Extracted records:

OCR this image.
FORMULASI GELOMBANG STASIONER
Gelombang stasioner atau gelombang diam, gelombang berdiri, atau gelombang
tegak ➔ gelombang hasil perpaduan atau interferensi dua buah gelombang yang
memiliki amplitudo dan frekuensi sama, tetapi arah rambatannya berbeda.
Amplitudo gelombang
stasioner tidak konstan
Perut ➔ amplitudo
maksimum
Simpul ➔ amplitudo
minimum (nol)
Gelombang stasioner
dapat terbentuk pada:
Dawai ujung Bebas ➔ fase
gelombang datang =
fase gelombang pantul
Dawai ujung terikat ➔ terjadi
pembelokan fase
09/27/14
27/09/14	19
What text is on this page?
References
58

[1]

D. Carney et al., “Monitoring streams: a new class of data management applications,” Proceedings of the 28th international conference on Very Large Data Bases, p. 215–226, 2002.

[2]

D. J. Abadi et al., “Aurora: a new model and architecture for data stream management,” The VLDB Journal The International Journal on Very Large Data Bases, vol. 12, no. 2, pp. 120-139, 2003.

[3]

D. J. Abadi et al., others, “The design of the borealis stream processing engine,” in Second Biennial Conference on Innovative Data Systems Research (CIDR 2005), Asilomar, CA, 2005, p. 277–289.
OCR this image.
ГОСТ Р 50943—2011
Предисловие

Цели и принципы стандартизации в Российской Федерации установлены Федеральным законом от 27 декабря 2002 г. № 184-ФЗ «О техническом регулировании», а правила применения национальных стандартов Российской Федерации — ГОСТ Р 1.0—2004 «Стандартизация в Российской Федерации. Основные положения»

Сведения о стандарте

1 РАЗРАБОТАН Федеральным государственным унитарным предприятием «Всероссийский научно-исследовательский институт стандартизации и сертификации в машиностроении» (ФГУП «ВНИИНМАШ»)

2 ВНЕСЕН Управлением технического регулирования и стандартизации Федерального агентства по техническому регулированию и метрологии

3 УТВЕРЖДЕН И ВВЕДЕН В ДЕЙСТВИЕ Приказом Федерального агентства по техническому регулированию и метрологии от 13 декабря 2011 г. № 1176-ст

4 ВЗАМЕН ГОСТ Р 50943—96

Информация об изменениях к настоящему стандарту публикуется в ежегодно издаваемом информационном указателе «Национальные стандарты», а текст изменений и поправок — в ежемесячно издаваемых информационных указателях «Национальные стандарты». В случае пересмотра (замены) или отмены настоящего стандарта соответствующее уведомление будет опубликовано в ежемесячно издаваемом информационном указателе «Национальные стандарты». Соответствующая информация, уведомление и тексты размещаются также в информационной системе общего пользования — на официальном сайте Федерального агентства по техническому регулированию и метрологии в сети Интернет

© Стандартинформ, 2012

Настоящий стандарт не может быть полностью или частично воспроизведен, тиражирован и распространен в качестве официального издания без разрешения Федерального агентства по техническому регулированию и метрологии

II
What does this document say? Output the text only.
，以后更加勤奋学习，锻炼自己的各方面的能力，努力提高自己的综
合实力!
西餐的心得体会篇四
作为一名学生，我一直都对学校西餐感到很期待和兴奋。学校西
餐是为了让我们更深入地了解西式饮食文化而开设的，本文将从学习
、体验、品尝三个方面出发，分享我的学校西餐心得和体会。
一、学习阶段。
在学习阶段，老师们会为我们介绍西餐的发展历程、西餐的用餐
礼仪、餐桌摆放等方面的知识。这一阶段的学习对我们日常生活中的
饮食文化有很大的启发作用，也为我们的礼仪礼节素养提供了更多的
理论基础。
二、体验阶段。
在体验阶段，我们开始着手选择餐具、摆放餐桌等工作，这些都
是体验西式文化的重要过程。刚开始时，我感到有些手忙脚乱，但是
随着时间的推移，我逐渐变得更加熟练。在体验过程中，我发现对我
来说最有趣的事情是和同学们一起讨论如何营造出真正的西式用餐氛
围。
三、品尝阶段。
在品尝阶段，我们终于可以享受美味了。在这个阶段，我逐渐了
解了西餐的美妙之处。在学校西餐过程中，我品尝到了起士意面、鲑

* **What you are asked to do**
For this exercise, please retype exactly the lines in the listing from the line with "What does this" through its last line, both ends included.

* **Solution to this problem**
What does this document say? Output the text only.
，以后更加勤奋学习，锻炼自己的各方面的能力，努力提高自己的综
合实力!
西餐的心得体会篇四
作为一名学生，我一直都对学校西餐感到很期待和兴奋。学校西
餐是为了让我们更深入地了解西式饮食文化而开设的，本文将从学习
、体验、品尝三个方面出发，分享我的学校西餐心得和体会。
一、学习阶段。
在学习阶段，老师们会为我们介绍西餐的发展历程、西餐的用餐
礼仪、餐桌摆放等方面的知识。这一阶段的学习对我们日常生活中的
饮食文化有很大的启发作用，也为我们的礼仪礼节素养提供了更多的
理论基础。
二、体验阶段。
在体验阶段，我们开始着手选择餐具、摆放餐桌等工作，这些都
是体验西式文化的重要过程。刚开始时，我感到有些手忙脚乱，但是
随着时间的推移，我逐渐变得更加熟练。在体验过程中，我发现对我
来说最有趣的事情是和同学们一起讨论如何营造出真正的西式用餐氛
围。
三、品尝阶段。
在品尝阶段，我们终于可以享受美味了。在这个阶段，我逐渐了
解了西餐的美妙之处。在学校西餐过程中，我品尝到了起士意面、鲑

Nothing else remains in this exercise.